Region annotation records:
====
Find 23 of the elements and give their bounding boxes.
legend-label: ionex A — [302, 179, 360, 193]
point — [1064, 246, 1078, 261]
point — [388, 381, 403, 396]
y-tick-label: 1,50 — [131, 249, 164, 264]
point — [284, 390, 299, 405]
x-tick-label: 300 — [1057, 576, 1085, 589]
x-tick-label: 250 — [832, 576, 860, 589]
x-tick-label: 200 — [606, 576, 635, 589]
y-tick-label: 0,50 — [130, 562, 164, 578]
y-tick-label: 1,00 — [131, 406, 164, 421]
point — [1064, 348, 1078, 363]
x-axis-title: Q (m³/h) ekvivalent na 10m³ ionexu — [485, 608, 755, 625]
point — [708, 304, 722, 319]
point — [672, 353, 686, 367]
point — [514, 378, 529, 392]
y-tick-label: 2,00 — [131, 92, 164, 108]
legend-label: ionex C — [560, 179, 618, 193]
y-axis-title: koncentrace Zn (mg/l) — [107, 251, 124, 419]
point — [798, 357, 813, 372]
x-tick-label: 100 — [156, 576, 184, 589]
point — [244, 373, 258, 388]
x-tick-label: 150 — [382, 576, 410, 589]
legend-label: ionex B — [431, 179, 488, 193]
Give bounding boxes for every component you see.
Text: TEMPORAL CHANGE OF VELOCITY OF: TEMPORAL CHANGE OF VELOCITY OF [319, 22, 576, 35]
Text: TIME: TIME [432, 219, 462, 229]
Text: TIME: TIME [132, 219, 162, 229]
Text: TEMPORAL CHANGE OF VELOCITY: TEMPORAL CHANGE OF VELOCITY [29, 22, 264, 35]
====
• [AIM OF THE EXERCISE]: Recast all of the data above as a Markdown table with the columns No. and Line. Give each line its own row and leave out blank lines.

• [TASK OUTPUT]:
| No. | Line |
|---|---|
| 1 | Find 23 of the elements and give their bounding boxes. |
| 2 | legend-label: ionex A — [302, 179, 360, 193] |
| 3 | point — [1064, 246, 1078, 261] |
| 4 | point — [388, 381, 403, 396] |
| 5 | y-tick-label: 1,50 — [131, 249, 164, 264] |
| 6 | point — [284, 390, 299, 405] |
| 7 | x-tick-label: 300 — [1057, 576, 1085, 589] |
| 8 | x-tick-label: 250 — [832, 576, 860, 589] |
| 9 | x-tick-label: 200 — [606, 576, 635, 589] |
| 10 | y-tick-label: 0,50 — [130, 562, 164, 578] |
| 11 | y-tick-label: 1,00 — [131, 406, 164, 421] |
| 12 | point — [1064, 348, 1078, 363] |
| 13 | x-axis-title: Q (m³/h) ekvivalent na 10m³ ionexu — [485, 608, 755, 625] |
| 14 | point — [708, 304, 722, 319] |
| 15 | point — [672, 353, 686, 367] |
| 16 | point — [514, 378, 529, 392] |
| 17 | y-tick-label: 2,00 — [131, 92, 164, 108] |
| 18 | legend-label: ionex C — [560, 179, 618, 193] |
| 19 | y-axis-title: koncentrace Zn (mg/l) — [107, 251, 124, 419] |
| 20 | point — [798, 357, 813, 372] |
| 21 | x-tick-label: 100 — [156, 576, 184, 589] |
| 22 | point — [244, 373, 258, 388] |
| 23 | x-tick-label: 150 — [382, 576, 410, 589] |
| 24 | legend-label: ionex B — [431, 179, 488, 193] |
| 25 | Give bounding boxes for every component you see. |
| 26 | Text: TEMPORAL CHANGE OF VELOCITY OF: TEMPORAL CHANGE OF VELOCITY OF [319, 22, 576, 35] |
| 27 | Text: TIME: TIME [432, 219, 462, 229] |
| 28 | Text: TIME: TIME [132, 219, 162, 229] |
| 29 | Text: TEMPORAL CHANGE OF VELOCITY: TEMPORAL CHANGE OF VELOCITY [29, 22, 264, 35] |